Required work =
Show all lines holding "互相帮助".

Data =
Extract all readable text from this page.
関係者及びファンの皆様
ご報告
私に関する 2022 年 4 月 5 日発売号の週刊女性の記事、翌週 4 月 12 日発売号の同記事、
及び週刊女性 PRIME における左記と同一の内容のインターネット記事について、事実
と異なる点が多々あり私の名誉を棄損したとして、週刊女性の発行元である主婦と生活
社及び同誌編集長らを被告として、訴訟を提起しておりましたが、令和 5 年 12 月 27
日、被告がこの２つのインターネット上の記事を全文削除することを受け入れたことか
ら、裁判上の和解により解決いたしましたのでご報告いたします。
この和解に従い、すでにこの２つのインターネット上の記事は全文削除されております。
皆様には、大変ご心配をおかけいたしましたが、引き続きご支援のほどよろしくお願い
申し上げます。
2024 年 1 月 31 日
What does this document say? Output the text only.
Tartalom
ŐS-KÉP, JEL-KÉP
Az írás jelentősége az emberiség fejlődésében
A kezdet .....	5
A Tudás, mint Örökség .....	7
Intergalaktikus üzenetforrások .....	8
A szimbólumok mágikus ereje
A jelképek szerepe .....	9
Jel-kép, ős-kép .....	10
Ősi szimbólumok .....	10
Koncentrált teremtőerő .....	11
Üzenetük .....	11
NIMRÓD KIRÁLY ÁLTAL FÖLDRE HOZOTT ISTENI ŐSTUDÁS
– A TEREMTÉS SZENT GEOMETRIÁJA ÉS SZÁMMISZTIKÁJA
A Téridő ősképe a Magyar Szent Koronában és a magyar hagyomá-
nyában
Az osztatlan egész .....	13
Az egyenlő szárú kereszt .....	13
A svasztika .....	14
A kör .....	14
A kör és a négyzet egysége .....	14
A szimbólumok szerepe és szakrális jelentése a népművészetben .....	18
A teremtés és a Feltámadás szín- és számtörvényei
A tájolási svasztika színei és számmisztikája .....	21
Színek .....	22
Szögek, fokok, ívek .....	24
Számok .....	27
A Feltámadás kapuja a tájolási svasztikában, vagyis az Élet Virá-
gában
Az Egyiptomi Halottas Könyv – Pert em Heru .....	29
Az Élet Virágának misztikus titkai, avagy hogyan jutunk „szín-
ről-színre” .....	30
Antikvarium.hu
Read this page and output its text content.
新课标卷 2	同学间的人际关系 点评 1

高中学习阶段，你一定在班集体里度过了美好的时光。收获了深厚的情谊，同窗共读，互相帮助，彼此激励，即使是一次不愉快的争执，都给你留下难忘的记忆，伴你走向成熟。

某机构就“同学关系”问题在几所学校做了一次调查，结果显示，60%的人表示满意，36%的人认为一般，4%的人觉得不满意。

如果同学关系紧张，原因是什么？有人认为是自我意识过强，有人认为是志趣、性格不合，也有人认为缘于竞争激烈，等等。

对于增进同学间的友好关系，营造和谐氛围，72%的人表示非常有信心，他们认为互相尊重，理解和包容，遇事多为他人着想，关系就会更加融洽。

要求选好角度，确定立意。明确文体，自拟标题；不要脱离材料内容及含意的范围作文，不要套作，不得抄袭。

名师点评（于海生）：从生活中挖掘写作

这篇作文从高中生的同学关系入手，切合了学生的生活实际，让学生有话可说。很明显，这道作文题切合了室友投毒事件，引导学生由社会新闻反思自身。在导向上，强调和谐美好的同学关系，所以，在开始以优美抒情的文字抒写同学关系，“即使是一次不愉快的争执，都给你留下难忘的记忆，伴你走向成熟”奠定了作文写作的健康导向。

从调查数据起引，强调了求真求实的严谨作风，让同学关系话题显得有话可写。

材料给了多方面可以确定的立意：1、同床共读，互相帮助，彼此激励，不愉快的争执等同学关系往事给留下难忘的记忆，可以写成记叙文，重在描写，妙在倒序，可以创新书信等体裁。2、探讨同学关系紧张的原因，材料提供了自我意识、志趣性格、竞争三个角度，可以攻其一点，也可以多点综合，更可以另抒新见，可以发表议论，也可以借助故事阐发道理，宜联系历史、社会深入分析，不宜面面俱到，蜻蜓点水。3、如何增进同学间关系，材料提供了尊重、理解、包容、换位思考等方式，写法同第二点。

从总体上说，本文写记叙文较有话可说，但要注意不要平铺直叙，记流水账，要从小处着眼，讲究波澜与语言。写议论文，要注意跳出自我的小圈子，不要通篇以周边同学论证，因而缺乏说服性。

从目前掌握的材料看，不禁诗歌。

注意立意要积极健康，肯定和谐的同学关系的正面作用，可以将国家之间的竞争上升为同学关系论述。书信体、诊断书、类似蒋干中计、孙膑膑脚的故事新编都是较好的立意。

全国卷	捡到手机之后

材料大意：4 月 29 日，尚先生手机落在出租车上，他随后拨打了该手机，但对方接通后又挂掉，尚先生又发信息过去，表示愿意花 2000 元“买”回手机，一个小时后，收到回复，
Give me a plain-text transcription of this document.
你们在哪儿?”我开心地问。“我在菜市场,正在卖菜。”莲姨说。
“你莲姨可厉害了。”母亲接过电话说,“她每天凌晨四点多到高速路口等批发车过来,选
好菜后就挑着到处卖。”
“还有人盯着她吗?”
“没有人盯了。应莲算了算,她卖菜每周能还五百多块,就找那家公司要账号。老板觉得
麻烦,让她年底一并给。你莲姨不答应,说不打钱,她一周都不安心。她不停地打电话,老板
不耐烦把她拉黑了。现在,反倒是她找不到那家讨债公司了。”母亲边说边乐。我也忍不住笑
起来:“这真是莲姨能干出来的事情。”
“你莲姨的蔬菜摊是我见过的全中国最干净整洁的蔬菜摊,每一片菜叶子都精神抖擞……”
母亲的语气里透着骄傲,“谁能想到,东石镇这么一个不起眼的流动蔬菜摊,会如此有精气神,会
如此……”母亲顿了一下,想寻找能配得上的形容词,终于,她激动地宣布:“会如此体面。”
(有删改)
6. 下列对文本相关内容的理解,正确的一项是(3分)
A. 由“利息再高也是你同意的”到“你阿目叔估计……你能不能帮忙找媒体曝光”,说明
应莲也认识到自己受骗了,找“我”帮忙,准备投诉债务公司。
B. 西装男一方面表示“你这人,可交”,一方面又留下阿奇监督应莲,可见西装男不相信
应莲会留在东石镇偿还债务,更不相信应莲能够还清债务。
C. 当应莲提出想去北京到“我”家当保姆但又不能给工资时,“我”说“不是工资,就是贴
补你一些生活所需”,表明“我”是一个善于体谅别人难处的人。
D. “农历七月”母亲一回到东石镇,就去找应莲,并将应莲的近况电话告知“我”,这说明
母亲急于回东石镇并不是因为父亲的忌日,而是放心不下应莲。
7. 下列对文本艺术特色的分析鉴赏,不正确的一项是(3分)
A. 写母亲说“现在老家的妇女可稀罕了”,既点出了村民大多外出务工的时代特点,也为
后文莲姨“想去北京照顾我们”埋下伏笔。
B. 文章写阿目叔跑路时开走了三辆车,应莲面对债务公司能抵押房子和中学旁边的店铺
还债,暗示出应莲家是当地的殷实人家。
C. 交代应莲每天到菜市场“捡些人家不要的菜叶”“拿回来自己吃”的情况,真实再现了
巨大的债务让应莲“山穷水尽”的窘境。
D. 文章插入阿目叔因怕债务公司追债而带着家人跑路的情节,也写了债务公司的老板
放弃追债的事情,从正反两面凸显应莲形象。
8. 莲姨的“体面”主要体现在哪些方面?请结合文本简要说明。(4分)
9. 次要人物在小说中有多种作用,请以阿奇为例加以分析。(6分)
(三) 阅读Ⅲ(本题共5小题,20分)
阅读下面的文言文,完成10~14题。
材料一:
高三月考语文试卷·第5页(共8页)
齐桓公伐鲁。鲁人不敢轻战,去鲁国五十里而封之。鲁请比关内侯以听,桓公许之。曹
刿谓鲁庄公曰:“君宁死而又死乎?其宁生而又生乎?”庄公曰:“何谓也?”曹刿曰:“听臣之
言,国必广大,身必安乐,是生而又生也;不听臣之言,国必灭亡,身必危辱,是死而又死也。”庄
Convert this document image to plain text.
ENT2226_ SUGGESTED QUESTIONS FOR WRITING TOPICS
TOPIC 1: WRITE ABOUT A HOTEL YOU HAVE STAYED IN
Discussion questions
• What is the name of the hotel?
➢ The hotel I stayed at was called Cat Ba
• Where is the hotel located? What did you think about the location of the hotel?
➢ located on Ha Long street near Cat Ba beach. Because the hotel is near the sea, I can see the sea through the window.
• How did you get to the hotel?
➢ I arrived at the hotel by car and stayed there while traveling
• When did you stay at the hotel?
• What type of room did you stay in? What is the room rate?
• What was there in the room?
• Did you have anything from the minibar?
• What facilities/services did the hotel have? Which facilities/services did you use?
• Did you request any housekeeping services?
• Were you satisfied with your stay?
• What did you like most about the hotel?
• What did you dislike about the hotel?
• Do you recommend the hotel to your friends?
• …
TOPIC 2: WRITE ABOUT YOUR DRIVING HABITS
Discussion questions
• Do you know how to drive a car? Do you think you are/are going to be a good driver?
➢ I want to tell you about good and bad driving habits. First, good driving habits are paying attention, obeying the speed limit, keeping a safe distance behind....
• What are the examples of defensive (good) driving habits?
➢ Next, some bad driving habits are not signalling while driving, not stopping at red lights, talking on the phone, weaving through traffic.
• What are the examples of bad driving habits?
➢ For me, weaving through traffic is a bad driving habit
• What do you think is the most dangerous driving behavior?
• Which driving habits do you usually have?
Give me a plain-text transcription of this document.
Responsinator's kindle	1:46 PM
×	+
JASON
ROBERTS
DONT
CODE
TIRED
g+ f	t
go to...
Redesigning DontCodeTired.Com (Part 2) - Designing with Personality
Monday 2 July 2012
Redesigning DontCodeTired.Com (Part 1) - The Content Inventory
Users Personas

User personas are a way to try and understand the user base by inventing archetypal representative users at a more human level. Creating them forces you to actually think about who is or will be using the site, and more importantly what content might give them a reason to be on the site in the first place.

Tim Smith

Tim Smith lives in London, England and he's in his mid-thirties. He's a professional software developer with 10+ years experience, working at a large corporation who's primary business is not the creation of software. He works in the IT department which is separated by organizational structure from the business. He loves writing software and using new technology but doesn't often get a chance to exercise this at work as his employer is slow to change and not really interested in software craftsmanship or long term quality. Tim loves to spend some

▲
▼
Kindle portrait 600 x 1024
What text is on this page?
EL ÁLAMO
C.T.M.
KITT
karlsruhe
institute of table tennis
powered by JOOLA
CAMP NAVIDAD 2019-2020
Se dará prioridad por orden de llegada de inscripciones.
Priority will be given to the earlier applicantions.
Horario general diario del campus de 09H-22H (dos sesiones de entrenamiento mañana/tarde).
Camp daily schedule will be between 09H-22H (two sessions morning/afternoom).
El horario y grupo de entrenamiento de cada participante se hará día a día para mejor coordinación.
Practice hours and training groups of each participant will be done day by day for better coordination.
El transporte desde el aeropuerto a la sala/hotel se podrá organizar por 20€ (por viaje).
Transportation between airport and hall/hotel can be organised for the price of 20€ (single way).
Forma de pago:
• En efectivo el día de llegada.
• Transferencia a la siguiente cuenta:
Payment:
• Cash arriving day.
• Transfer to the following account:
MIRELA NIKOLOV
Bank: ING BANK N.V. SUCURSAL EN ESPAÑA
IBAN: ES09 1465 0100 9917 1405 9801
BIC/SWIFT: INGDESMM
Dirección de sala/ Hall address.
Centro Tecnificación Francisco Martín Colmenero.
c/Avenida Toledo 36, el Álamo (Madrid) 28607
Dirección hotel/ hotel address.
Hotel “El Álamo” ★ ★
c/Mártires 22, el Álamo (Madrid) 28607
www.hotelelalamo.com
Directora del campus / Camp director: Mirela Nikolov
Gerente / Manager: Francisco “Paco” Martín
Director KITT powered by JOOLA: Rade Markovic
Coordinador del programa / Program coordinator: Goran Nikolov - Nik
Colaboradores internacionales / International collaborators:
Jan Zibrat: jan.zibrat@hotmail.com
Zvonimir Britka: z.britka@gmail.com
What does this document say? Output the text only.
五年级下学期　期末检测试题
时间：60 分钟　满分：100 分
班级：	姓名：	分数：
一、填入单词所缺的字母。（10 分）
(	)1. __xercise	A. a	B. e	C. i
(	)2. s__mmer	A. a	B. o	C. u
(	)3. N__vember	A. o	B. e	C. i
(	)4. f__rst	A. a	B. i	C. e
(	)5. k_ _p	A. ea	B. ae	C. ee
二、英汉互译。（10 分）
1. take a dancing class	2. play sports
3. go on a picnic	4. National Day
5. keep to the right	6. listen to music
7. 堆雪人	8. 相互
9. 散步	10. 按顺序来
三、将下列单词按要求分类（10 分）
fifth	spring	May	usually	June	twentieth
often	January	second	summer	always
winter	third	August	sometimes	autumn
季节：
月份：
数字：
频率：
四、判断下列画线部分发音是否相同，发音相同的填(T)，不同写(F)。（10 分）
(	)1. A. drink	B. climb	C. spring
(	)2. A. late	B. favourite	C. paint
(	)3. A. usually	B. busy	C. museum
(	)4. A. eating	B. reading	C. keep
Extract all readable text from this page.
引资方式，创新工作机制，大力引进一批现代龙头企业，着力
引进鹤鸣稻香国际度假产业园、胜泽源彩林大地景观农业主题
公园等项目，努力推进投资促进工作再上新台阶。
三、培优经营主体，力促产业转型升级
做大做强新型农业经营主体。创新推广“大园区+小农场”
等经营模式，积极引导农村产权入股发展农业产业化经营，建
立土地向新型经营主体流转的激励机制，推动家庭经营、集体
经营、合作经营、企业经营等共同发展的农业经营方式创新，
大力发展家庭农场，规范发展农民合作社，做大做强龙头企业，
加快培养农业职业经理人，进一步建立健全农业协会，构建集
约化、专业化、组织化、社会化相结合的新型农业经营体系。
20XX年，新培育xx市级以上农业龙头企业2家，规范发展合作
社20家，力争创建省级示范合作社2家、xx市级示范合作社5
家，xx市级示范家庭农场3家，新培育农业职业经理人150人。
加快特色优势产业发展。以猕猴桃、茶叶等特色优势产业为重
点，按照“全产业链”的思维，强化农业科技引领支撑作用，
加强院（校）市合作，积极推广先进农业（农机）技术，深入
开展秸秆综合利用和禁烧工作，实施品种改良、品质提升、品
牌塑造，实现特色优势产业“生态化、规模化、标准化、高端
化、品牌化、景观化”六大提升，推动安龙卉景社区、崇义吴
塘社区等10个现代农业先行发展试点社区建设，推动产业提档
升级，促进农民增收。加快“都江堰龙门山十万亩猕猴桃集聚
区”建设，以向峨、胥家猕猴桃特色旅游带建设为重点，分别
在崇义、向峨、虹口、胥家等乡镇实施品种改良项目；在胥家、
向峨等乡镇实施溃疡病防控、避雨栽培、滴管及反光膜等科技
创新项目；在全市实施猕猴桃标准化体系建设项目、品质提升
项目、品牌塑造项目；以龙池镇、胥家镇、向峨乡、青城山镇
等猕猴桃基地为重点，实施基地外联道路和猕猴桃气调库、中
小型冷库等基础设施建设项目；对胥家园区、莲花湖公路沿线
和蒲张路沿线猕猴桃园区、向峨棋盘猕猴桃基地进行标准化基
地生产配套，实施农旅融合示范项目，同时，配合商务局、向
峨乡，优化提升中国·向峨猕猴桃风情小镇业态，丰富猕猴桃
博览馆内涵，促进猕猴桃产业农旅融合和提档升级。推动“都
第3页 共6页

Task result =
高中学习阶段，你一定在班集体里度过了美好的时光。收获了深厚的情谊，同窗共读，互相帮助，彼此激励，即使是一次不愉快的争执，都给你留下难忘的记忆，伴你走向成熟。
材料给了多方面可以确定的立意：1、同床共读，互相帮助，彼此激励，不愉快的争执等同学关系往事给留下难忘的记忆，可以写成记叙文，重在描写，妙在倒序，可以创新书信等体裁。2、探讨同学关系紧张的原因，材料提供了自我意识、志趣性格、竞争三个角度，可以攻其一点，也可以多点综合，更可以另抒新见，可以发表议论，也可以借助故事阐发道理，宜联系历史、社会深入分析，不宜面面俱到，蜻蜓点水。3、如何增进同学间关系，材料提供了尊重、理解、包容、换位思考等方式，写法同第二点。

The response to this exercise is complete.